Keep only the lines that hold the string "JSON", filtering out the rest of the entries below.

Input records:
★ ★ ★ ★ ★ ★ ★

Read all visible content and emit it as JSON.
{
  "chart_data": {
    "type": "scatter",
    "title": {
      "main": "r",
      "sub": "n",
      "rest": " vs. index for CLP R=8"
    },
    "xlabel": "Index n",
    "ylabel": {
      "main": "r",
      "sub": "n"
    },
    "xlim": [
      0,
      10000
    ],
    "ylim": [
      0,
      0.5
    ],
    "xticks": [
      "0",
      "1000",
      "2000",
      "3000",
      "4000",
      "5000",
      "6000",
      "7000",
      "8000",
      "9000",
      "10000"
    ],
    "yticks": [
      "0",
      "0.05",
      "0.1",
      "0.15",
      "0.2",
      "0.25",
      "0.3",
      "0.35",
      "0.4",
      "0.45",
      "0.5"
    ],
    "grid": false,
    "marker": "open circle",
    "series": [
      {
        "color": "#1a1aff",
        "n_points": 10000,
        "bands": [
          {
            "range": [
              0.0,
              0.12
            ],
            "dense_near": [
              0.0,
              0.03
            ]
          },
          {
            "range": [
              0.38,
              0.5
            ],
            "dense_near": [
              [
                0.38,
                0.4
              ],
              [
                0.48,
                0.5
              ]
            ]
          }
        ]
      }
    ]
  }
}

★ ★ ★ ★ ★ ★ ★

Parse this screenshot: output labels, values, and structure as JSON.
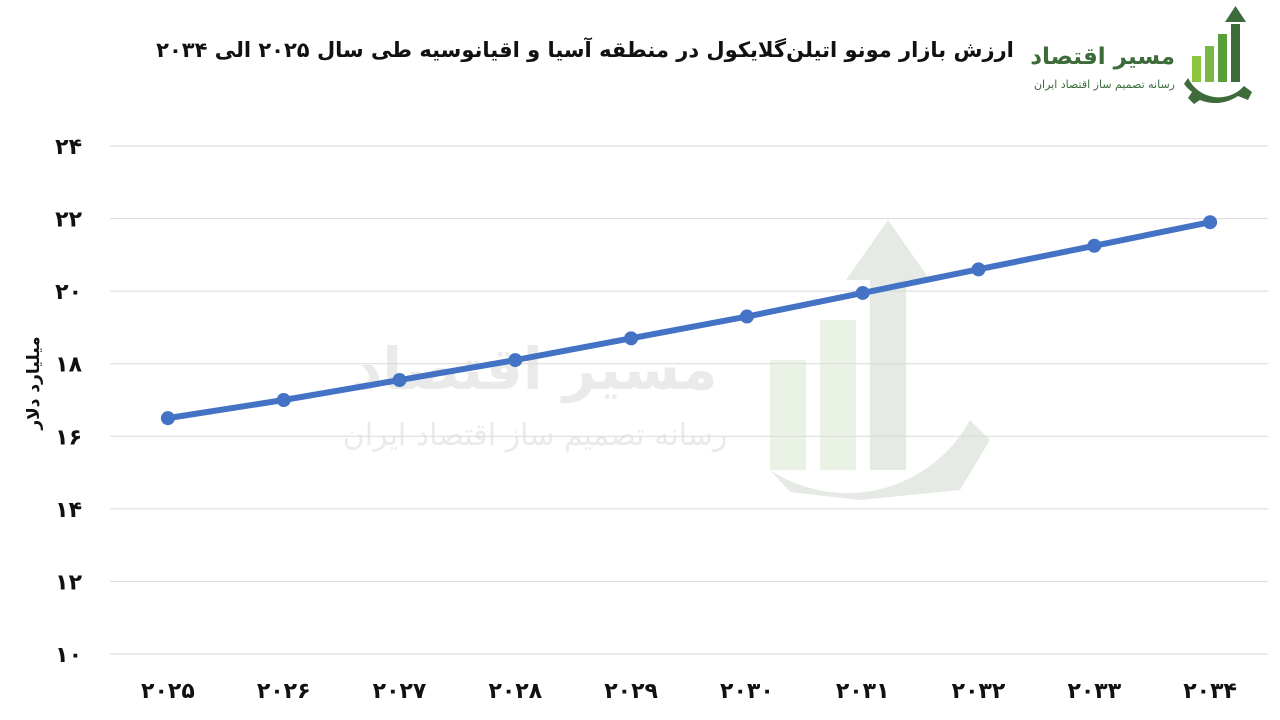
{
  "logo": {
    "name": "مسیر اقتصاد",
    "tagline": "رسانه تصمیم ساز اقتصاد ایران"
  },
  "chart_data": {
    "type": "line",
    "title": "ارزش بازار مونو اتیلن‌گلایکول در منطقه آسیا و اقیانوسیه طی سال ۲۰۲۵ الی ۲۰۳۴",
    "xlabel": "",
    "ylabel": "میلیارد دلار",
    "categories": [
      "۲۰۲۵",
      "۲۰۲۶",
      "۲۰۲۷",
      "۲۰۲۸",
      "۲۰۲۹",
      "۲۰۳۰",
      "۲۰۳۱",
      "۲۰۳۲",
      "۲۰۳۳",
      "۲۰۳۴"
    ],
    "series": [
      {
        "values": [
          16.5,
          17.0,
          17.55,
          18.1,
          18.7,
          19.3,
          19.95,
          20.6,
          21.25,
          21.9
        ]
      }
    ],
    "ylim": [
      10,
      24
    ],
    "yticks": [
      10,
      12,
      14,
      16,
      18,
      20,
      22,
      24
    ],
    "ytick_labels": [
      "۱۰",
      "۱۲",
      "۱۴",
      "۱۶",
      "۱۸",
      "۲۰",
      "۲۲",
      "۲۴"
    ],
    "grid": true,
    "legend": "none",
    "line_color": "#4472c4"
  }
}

★ ★ ★ ★ ★ ★ ★

Expected answer:
Read all visible content and emit it as JSON.
Parse this screenshot: output labels, values, and structure as JSON.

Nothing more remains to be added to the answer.